──────── Task input ────────
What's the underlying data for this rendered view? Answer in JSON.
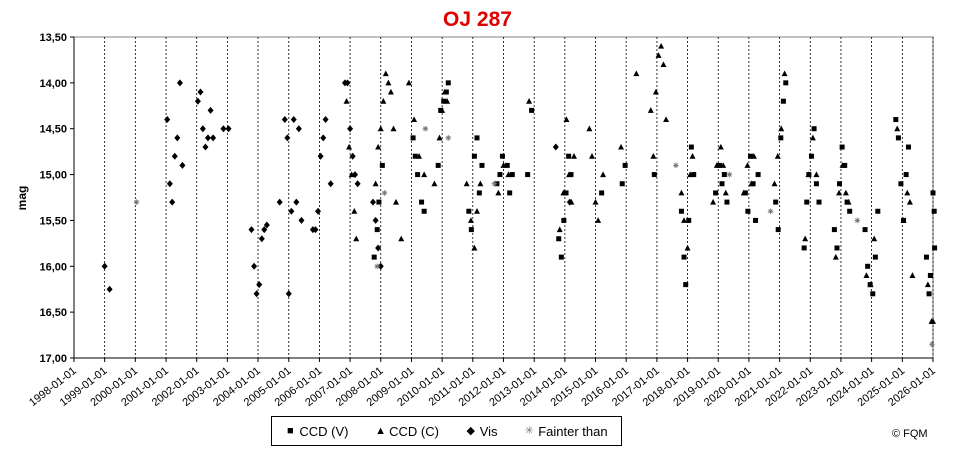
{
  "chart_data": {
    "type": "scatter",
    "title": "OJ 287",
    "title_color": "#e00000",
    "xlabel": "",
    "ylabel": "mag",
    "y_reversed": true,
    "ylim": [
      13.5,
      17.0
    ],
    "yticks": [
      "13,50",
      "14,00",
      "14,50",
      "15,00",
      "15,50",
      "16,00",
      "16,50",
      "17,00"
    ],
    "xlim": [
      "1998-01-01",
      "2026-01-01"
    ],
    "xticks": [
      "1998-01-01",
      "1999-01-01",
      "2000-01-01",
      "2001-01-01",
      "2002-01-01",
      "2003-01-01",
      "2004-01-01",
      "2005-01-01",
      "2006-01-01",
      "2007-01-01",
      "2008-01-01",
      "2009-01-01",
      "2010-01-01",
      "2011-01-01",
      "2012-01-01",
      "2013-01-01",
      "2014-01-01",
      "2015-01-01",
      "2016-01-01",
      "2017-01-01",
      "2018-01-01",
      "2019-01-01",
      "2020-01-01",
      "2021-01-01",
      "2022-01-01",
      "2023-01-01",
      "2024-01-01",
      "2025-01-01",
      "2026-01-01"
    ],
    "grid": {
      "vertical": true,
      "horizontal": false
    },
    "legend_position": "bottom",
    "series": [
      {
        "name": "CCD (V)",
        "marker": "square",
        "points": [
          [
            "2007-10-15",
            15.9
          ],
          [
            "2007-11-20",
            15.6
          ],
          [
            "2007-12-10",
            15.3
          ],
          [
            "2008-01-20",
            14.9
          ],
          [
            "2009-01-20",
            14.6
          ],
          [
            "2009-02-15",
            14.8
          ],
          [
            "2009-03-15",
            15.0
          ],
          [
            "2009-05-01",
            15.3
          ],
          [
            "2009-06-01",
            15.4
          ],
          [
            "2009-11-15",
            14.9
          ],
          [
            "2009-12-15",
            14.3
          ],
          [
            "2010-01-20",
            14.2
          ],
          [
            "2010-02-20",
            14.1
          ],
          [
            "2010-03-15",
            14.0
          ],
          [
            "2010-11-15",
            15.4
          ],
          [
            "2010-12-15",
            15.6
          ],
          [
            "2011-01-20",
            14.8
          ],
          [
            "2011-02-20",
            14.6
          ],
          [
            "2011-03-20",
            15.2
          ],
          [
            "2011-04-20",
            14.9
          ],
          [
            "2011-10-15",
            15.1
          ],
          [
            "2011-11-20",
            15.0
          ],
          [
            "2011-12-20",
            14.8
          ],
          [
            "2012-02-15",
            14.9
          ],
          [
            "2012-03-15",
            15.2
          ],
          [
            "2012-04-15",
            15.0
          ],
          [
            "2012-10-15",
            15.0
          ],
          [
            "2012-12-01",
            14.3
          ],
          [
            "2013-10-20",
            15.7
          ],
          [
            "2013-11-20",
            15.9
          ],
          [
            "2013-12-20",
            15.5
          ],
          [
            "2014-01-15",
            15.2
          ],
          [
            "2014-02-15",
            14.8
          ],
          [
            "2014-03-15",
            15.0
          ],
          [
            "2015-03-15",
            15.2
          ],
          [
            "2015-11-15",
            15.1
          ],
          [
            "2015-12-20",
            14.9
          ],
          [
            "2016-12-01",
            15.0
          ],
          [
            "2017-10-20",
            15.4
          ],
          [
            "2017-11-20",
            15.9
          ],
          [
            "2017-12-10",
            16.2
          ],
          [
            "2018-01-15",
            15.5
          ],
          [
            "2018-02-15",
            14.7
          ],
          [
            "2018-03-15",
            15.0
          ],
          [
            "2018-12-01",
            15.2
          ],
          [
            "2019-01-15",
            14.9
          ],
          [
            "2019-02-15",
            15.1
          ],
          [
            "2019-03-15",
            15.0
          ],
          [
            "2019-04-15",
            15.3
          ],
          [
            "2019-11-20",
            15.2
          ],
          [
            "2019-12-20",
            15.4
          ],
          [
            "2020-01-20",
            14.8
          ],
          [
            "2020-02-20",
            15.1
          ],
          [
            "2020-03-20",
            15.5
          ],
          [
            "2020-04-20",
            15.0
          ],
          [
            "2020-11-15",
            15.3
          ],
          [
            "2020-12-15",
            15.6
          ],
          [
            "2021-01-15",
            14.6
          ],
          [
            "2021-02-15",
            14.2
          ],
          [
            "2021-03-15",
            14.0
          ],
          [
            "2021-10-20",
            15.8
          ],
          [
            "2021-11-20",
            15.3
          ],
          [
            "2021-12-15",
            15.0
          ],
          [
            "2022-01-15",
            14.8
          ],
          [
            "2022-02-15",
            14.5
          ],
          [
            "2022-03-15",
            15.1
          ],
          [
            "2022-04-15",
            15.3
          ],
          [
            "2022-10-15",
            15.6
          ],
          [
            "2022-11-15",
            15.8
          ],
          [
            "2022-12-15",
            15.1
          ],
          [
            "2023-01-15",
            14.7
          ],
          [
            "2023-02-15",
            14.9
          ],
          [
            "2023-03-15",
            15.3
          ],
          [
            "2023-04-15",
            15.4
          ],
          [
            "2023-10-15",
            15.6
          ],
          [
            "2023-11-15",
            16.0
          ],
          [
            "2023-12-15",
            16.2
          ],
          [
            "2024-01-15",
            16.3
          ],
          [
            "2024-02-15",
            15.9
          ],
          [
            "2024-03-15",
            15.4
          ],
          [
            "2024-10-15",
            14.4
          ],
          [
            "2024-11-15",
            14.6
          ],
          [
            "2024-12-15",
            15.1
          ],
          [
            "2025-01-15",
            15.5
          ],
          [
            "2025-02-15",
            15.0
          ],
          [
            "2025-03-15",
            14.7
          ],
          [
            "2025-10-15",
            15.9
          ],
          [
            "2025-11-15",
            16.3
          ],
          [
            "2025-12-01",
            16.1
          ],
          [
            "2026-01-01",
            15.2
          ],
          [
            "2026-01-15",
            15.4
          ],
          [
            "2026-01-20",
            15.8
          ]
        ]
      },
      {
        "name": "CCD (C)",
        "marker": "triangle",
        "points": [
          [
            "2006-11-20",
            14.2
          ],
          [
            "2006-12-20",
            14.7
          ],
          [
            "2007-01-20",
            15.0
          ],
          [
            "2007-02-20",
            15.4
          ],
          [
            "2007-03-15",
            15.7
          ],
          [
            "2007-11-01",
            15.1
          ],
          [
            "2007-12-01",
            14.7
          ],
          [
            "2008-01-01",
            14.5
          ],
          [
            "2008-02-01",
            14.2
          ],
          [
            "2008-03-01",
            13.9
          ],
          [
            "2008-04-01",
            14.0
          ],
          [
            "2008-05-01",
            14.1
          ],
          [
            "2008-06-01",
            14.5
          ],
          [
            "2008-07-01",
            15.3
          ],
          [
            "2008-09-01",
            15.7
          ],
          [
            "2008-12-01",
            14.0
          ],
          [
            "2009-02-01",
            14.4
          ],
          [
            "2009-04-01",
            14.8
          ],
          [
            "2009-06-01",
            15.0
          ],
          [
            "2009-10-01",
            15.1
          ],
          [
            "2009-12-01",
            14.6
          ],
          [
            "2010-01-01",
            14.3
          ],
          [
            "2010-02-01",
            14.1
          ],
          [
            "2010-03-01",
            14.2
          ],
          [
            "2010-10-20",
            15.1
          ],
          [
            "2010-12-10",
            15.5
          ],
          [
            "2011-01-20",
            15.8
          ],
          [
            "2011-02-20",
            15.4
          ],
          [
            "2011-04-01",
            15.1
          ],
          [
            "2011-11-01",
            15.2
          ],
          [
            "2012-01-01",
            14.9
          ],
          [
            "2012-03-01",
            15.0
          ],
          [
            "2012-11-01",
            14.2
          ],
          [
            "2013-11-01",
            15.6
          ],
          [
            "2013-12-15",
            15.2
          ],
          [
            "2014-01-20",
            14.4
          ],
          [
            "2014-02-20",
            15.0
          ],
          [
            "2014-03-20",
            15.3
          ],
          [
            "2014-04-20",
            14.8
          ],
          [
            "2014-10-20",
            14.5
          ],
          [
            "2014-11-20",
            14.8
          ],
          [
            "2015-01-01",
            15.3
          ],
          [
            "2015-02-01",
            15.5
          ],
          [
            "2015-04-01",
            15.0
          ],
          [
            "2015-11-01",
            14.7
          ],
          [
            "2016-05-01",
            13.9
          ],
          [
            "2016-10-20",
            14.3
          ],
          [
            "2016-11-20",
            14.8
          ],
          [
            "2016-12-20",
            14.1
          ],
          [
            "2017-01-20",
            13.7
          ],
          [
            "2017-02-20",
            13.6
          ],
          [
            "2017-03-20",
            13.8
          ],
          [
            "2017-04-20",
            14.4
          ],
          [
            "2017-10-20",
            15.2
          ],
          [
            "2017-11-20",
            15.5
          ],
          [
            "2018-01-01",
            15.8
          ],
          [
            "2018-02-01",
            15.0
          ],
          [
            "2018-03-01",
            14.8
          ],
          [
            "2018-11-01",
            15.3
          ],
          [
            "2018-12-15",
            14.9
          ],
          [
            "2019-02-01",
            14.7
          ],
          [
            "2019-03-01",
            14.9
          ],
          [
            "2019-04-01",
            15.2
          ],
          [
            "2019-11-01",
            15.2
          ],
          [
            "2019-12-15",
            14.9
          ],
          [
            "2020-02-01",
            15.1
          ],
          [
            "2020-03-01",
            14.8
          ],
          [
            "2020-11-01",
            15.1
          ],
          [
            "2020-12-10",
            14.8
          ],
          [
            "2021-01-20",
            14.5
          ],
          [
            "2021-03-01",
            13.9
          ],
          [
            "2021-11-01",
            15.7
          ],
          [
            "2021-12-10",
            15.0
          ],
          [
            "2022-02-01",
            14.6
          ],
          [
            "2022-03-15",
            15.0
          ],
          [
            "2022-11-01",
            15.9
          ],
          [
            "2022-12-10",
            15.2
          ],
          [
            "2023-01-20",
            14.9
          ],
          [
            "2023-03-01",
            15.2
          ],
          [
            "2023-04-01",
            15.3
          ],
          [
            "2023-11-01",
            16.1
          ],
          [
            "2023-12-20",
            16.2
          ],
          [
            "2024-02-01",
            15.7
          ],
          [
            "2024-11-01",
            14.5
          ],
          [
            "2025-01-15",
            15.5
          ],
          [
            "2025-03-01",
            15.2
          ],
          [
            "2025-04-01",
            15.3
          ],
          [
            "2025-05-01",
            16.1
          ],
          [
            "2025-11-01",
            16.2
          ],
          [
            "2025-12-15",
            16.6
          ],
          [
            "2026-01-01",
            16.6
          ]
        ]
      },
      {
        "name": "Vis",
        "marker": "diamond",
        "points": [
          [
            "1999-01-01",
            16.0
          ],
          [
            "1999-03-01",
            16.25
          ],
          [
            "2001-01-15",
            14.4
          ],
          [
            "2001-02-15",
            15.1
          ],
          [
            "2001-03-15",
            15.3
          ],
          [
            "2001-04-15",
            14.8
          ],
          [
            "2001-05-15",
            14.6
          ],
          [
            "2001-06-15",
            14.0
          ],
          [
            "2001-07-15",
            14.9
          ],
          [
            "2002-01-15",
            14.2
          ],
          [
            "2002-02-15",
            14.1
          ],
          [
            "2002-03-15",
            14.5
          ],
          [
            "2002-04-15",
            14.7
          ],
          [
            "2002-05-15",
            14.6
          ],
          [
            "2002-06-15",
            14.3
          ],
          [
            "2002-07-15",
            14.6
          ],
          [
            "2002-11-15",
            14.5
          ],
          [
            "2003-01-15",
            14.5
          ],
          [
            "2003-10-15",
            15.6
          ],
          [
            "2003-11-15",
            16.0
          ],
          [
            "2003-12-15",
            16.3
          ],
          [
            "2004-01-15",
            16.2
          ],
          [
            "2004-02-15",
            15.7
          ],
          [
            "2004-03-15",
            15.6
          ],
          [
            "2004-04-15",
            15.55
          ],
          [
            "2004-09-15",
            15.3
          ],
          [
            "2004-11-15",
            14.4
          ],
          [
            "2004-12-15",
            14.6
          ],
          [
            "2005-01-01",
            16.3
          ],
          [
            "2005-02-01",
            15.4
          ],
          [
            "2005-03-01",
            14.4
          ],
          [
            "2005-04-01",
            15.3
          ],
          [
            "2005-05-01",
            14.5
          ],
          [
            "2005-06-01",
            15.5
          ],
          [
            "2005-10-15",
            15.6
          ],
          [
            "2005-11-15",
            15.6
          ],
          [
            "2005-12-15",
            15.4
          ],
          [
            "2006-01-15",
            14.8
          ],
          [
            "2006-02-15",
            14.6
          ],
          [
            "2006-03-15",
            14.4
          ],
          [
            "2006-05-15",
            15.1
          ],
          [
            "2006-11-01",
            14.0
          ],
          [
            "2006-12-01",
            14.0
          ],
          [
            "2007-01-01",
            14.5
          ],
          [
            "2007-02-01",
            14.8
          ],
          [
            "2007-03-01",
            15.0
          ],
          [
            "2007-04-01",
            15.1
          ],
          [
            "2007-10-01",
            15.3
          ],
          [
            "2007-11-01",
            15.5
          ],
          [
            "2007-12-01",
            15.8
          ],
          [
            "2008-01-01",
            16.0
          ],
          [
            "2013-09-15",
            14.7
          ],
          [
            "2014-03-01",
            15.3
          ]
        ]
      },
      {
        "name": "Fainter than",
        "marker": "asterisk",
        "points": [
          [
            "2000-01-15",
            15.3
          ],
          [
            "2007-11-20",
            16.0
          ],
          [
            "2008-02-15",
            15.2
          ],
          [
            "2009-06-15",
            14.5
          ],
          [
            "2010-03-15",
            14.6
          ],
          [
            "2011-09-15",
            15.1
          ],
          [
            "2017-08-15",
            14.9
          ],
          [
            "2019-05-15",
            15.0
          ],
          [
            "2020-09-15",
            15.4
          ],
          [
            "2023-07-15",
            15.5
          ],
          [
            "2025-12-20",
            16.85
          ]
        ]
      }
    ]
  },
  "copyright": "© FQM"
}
────────
──────── Task input ────────
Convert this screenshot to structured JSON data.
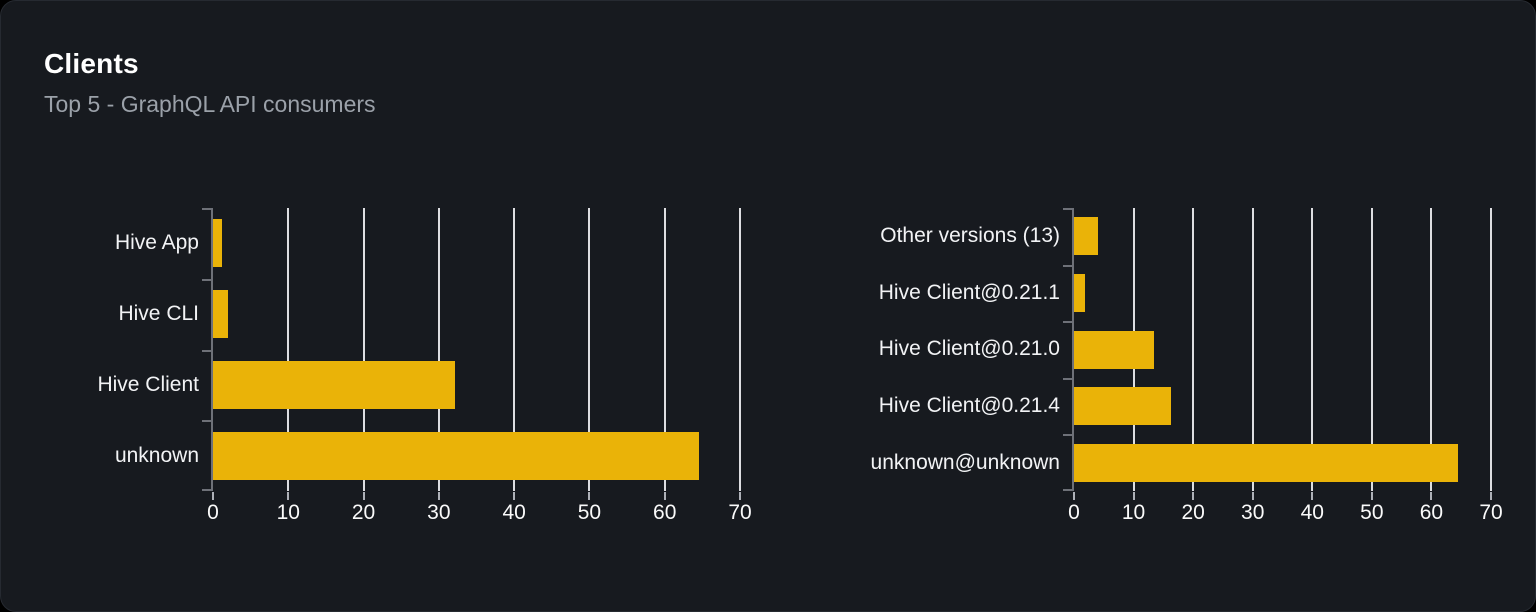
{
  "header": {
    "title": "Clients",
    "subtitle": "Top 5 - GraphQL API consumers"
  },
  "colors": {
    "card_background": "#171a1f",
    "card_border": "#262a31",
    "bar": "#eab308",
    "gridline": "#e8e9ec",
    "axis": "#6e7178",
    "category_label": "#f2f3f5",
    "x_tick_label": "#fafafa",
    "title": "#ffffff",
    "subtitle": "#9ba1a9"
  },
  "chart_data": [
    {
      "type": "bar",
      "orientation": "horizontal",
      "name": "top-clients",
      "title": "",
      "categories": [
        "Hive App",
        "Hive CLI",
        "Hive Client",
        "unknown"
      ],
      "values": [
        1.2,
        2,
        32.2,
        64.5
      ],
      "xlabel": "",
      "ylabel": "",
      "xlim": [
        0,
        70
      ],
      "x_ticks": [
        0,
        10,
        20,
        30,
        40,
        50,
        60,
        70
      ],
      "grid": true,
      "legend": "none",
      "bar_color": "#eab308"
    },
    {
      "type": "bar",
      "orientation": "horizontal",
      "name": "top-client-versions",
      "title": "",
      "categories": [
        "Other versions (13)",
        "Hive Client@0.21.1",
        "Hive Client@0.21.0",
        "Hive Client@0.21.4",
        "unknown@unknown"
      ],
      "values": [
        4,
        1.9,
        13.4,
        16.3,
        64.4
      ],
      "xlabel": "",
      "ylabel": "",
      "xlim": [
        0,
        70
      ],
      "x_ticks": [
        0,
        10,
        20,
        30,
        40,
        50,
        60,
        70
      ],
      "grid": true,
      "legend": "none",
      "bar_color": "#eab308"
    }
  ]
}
────────
Request. Which lines contain "JSON"? Copy each of them.

Solution to this exercise.
What's the underlying data for this rendered view? Answer in JSON.
Convert this screenshot to structured JSON data.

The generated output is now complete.